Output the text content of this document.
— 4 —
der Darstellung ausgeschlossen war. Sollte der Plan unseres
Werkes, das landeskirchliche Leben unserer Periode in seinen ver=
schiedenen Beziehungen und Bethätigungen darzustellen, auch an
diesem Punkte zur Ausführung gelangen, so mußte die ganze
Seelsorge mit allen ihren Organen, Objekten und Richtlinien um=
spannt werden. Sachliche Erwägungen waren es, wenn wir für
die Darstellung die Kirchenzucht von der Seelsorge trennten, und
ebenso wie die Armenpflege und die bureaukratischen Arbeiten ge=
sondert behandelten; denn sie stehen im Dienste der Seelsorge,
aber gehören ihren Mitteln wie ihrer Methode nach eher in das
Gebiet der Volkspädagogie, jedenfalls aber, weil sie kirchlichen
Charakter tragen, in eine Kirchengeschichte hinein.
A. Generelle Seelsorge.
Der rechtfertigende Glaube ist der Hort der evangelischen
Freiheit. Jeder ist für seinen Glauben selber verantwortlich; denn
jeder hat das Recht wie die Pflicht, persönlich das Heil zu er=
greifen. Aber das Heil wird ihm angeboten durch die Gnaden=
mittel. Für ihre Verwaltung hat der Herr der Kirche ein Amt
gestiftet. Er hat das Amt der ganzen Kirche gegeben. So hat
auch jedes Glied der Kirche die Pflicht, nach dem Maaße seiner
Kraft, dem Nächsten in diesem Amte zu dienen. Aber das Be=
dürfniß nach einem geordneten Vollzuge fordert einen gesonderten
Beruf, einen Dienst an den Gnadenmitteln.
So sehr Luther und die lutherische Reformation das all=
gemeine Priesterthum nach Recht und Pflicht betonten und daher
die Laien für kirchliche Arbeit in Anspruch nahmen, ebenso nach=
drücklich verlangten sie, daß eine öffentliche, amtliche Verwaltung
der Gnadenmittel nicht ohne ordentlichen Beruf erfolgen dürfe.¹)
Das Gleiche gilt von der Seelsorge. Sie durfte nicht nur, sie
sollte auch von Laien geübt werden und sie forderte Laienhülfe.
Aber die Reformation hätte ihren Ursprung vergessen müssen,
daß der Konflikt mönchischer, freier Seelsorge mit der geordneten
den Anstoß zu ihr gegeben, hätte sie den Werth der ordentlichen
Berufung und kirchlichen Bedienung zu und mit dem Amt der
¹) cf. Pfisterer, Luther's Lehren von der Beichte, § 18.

***

THE EXERCISE =
Return all the data exactly as given.

ANSWER FOR THE TASK =
Output the text content of this document.
— 4 —
der Darstellung ausgeschlossen war. Sollte der Plan unseres
Werkes, das landeskirchliche Leben unserer Periode in seinen ver=
schiedenen Beziehungen und Bethätigungen darzustellen, auch an
diesem Punkte zur Ausführung gelangen, so mußte die ganze
Seelsorge mit allen ihren Organen, Objekten und Richtlinien um=
spannt werden. Sachliche Erwägungen waren es, wenn wir für
die Darstellung die Kirchenzucht von der Seelsorge trennten, und
ebenso wie die Armenpflege und die bureaukratischen Arbeiten ge=
sondert behandelten; denn sie stehen im Dienste der Seelsorge,
aber gehören ihren Mitteln wie ihrer Methode nach eher in das
Gebiet der Volkspädagogie, jedenfalls aber, weil sie kirchlichen
Charakter tragen, in eine Kirchengeschichte hinein.
A. Generelle Seelsorge.
Der rechtfertigende Glaube ist der Hort der evangelischen
Freiheit. Jeder ist für seinen Glauben selber verantwortlich; denn
jeder hat das Recht wie die Pflicht, persönlich das Heil zu er=
greifen. Aber das Heil wird ihm angeboten durch die Gnaden=
mittel. Für ihre Verwaltung hat der Herr der Kirche ein Amt
gestiftet. Er hat das Amt der ganzen Kirche gegeben. So hat
auch jedes Glied der Kirche die Pflicht, nach dem Maaße seiner
Kraft, dem Nächsten in diesem Amte zu dienen. Aber das Be=
dürfniß nach einem geordneten Vollzuge fordert einen gesonderten
Beruf, einen Dienst an den Gnadenmitteln.
So sehr Luther und die lutherische Reformation das all=
gemeine Priesterthum nach Recht und Pflicht betonten und daher
die Laien für kirchliche Arbeit in Anspruch nahmen, ebenso nach=
drücklich verlangten sie, daß eine öffentliche, amtliche Verwaltung
der Gnadenmittel nicht ohne ordentlichen Beruf erfolgen dürfe.¹)
Das Gleiche gilt von der Seelsorge. Sie durfte nicht nur, sie
sollte auch von Laien geübt werden und sie forderte Laienhülfe.
Aber die Reformation hätte ihren Ursprung vergessen müssen,
daß der Konflikt mönchischer, freier Seelsorge mit der geordneten
den Anstoß zu ihr gegeben, hätte sie den Werth der ordentlichen
Berufung und kirchlichen Bedienung zu und mit dem Amt der
¹) cf. Pfisterer, Luther's Lehren von der Beichte, § 18.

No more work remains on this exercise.